### WHAT YOU HAVE TO DO
Repeat exactly the lines of the listing from the line containing "What data populates" through its last line, and nothing beyond them.

### THE INPUT
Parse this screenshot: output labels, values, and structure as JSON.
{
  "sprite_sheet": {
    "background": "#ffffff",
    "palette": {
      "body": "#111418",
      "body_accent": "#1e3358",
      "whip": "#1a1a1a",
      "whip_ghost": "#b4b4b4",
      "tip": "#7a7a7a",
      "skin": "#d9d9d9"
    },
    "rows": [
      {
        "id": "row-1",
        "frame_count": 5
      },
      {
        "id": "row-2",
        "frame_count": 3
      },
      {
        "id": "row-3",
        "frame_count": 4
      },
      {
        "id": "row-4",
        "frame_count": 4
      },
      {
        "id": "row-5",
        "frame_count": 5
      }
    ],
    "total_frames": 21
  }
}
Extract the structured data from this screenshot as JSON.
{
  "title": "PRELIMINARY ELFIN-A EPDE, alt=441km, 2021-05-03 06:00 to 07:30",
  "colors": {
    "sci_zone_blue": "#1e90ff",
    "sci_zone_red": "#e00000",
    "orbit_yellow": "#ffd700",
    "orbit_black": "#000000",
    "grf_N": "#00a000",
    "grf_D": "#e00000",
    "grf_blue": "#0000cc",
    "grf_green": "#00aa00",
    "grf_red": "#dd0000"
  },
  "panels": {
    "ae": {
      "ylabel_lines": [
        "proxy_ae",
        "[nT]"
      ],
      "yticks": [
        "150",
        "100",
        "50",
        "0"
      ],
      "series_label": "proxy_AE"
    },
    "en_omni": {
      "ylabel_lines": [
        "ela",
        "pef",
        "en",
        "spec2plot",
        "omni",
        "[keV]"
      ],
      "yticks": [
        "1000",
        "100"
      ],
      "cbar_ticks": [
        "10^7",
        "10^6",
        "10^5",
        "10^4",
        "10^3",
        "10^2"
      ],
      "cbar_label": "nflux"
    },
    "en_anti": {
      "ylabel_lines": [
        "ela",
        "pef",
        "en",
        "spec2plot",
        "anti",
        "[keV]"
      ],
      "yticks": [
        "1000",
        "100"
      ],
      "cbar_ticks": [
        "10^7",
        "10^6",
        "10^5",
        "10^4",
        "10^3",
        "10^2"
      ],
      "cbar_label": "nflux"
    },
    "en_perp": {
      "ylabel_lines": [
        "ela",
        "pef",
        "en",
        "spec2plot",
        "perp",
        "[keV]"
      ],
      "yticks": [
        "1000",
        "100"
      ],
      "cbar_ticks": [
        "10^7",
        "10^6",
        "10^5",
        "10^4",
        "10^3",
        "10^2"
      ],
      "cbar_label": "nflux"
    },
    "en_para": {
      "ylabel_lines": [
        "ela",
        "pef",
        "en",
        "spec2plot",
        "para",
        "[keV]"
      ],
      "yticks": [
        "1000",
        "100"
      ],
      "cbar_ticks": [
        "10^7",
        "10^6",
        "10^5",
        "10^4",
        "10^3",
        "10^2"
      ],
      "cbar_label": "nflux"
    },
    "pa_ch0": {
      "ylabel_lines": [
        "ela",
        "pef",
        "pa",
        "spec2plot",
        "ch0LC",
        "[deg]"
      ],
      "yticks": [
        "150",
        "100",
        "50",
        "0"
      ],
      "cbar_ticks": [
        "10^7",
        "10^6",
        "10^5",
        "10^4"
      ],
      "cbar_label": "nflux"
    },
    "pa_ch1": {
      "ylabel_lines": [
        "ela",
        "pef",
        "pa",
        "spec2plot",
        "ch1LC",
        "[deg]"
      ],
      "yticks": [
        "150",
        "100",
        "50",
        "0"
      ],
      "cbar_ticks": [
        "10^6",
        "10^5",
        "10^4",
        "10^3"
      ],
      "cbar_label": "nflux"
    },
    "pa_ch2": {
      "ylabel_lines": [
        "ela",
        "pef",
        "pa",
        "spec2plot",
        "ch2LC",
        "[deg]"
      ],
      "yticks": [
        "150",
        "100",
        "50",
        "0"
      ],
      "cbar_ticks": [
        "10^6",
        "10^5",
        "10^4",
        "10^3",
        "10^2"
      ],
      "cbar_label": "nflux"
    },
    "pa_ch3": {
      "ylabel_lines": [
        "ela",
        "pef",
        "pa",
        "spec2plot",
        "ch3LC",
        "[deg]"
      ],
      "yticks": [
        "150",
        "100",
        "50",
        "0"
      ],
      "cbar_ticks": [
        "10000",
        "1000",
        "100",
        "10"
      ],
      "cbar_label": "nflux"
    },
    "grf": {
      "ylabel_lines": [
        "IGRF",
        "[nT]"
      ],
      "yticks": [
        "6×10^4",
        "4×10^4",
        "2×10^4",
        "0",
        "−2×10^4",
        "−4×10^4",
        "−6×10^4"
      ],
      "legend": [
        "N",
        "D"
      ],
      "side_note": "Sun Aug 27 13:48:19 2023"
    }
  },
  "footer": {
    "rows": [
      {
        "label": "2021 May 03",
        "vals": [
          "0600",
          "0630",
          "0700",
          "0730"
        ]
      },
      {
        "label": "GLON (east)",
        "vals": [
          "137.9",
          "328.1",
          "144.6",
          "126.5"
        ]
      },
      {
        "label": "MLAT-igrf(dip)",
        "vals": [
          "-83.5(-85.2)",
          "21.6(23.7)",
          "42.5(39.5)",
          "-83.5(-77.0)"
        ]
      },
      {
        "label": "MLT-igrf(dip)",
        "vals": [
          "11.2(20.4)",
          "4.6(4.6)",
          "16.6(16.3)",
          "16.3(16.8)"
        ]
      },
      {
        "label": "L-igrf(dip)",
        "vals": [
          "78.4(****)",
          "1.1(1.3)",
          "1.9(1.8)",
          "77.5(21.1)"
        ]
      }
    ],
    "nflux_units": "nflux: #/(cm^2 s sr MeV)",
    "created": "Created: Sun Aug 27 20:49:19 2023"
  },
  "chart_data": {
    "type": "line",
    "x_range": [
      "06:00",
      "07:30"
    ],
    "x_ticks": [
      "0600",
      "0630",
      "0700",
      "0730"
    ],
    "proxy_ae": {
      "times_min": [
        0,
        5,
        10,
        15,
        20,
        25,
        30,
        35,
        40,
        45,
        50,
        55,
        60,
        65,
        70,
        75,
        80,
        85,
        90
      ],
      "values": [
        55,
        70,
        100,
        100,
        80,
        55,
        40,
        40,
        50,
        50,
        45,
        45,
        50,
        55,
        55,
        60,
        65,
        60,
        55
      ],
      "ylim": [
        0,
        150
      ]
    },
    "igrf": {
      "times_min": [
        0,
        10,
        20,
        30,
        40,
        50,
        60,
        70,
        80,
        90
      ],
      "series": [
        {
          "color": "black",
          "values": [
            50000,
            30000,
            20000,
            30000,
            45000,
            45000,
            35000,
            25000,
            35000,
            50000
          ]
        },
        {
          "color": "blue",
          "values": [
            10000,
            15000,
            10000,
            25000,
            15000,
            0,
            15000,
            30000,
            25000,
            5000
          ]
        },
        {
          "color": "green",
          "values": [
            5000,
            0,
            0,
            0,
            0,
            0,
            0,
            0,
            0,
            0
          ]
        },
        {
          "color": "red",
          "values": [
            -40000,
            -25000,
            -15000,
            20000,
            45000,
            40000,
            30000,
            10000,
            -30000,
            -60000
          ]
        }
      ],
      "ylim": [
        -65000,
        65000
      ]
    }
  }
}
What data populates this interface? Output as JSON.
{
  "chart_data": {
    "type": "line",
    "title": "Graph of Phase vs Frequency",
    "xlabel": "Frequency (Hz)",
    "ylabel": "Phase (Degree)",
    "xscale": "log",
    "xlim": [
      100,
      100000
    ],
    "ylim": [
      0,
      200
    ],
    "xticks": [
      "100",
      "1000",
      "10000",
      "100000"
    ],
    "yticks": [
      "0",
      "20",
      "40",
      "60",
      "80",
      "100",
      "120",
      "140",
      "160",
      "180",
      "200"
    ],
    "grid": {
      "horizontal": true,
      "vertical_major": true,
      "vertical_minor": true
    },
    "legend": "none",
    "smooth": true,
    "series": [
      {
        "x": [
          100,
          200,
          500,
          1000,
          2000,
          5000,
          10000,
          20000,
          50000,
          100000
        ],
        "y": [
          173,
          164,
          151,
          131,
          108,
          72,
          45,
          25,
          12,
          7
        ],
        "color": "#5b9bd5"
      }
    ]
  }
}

### OUTPUT BELOW
What data populates this interface? Output as JSON.
{
  "chart_data": {
    "type": "line",
    "title": "Graph of Phase vs Frequency",
    "xlabel": "Frequency (Hz)",
    "ylabel": "Phase (Degree)",
    "xscale": "log",
    "xlim": [
      100,
      100000
    ],
    "ylim": [
      0,
      200
    ],
    "xticks": [
      "100",
      "1000",
      "10000",
      "100000"
    ],
    "yticks": [
      "0",
      "20",
      "40",
      "60",
      "80",
      "100",
      "120",
      "140",
      "160",
      "180",
      "200"
    ],
    "grid": {
      "horizontal": true,
      "vertical_major": true,
      "vertical_minor": true
    },
    "legend": "none",
    "smooth": true,
    "series": [
      {
        "x": [
          100,
          200,
          500,
          1000,
          2000,
          5000,
          10000,
          20000,
          50000,
          100000
        ],
        "y": [
          173,
          164,
          151,
          131,
          108,
          72,
          45,
          25,
          12,
          7
        ],
        "color": "#5b9bd5"
      }
    ]
  }
}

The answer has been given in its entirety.